== WHAT THE TASK ASKS ==
Each line containing the word "Solids" must be reported.

== DATASET ROWS ==
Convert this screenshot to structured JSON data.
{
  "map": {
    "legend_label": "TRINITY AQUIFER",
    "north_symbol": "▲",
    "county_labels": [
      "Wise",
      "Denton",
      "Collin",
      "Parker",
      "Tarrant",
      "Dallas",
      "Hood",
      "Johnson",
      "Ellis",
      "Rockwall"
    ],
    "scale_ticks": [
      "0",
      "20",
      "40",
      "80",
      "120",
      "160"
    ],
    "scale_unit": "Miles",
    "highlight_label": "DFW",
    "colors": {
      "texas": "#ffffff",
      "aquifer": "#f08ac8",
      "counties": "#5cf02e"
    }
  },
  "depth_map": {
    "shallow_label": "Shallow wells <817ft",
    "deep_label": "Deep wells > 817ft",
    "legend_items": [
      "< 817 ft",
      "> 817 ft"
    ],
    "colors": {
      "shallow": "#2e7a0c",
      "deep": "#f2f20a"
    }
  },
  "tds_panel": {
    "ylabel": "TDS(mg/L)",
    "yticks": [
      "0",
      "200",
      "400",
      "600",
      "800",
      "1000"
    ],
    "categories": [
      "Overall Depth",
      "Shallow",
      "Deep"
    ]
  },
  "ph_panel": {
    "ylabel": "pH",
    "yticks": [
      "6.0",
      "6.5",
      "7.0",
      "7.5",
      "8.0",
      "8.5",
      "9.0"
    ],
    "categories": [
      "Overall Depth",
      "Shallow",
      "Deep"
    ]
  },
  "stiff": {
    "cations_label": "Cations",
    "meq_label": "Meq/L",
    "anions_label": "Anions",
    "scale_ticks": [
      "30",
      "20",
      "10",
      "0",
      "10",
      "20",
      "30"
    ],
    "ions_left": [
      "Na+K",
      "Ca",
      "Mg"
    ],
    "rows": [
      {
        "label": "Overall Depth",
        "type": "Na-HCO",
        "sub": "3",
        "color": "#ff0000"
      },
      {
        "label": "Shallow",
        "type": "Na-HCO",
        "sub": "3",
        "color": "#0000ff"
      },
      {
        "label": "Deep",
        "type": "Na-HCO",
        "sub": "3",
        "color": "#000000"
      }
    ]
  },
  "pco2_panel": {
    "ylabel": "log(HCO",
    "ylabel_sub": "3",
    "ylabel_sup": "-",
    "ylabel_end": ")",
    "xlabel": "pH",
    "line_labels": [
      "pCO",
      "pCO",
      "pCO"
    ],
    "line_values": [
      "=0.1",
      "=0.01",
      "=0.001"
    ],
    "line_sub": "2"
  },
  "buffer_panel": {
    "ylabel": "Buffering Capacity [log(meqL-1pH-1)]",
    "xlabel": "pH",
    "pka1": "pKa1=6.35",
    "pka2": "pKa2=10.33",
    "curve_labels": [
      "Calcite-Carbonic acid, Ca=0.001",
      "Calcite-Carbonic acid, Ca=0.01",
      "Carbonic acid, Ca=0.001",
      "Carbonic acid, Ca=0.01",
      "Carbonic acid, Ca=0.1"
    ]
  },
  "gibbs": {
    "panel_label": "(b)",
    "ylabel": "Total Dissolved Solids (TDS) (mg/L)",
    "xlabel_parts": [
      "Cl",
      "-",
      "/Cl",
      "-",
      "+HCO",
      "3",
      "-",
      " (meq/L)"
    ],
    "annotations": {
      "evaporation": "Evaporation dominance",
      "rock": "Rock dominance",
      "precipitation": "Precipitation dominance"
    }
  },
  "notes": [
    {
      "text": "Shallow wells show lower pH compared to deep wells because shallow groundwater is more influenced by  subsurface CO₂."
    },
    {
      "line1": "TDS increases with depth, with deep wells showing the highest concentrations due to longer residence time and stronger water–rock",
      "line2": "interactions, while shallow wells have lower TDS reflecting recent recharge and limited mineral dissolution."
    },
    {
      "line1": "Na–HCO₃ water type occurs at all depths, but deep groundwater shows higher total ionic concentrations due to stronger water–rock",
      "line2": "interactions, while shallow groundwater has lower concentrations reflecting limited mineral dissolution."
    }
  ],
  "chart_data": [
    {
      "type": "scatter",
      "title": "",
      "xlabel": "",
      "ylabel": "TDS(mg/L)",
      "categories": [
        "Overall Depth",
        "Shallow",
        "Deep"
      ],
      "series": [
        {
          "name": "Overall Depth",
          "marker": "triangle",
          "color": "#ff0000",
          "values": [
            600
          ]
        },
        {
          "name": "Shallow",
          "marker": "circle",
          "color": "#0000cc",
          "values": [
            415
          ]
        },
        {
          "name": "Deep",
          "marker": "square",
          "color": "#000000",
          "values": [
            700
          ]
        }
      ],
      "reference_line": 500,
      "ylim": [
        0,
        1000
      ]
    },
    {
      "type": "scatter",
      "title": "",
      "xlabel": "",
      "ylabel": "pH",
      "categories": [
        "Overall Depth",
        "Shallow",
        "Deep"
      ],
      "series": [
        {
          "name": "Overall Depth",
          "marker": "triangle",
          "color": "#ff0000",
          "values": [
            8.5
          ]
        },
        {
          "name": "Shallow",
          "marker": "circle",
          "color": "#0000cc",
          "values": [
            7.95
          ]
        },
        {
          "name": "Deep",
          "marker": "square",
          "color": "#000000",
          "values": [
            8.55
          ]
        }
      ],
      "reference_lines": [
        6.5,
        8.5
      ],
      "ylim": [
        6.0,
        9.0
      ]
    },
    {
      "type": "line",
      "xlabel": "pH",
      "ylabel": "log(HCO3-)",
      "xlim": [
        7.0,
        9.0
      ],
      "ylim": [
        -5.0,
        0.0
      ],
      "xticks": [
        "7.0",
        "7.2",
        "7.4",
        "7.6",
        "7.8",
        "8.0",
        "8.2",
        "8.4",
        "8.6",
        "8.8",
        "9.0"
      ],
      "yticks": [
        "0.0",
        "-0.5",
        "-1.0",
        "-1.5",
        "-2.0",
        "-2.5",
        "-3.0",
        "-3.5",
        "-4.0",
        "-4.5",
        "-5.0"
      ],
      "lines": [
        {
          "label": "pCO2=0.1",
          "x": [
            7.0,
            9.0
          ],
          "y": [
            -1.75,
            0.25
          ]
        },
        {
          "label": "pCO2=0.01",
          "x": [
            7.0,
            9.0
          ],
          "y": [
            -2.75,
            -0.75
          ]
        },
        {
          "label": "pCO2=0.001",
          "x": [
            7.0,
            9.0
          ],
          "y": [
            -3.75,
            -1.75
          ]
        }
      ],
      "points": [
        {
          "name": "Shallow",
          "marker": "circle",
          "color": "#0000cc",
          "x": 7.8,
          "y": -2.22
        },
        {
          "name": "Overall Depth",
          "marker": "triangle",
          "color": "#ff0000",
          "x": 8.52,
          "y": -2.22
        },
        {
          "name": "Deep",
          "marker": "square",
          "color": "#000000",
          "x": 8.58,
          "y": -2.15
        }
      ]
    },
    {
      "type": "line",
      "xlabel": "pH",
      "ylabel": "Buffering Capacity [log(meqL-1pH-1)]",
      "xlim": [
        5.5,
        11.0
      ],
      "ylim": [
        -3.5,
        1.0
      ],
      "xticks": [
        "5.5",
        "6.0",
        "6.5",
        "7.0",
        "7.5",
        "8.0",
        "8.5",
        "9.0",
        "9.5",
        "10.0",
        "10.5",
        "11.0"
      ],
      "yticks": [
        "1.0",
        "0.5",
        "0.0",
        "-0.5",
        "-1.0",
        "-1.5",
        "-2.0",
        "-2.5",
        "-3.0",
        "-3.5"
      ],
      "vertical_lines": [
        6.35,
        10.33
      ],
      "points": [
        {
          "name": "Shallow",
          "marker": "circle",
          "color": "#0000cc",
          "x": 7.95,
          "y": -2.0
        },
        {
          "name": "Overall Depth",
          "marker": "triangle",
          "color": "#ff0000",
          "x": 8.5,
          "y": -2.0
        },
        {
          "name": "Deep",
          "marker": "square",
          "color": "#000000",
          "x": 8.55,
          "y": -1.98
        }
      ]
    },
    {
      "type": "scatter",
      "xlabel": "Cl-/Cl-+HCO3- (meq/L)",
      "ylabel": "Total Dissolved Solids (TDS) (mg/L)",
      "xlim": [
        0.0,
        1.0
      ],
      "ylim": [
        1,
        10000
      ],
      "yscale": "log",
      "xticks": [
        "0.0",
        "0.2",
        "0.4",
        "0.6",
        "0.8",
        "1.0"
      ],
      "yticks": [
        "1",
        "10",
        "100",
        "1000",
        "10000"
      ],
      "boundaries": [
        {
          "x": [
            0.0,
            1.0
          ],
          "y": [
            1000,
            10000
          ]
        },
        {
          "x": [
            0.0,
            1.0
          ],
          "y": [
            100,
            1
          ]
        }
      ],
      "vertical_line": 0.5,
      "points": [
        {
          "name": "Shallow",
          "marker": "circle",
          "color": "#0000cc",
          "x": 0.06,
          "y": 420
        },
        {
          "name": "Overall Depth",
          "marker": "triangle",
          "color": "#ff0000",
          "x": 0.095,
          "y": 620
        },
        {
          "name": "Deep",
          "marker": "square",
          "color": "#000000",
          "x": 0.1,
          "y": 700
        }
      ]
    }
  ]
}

== CORRECT RESPONSE ==
    "ylabel": "Total Dissolved Solids (TDS) (mg/L)",
      "ylabel": "Total Dissolved Solids (TDS) (mg/L)",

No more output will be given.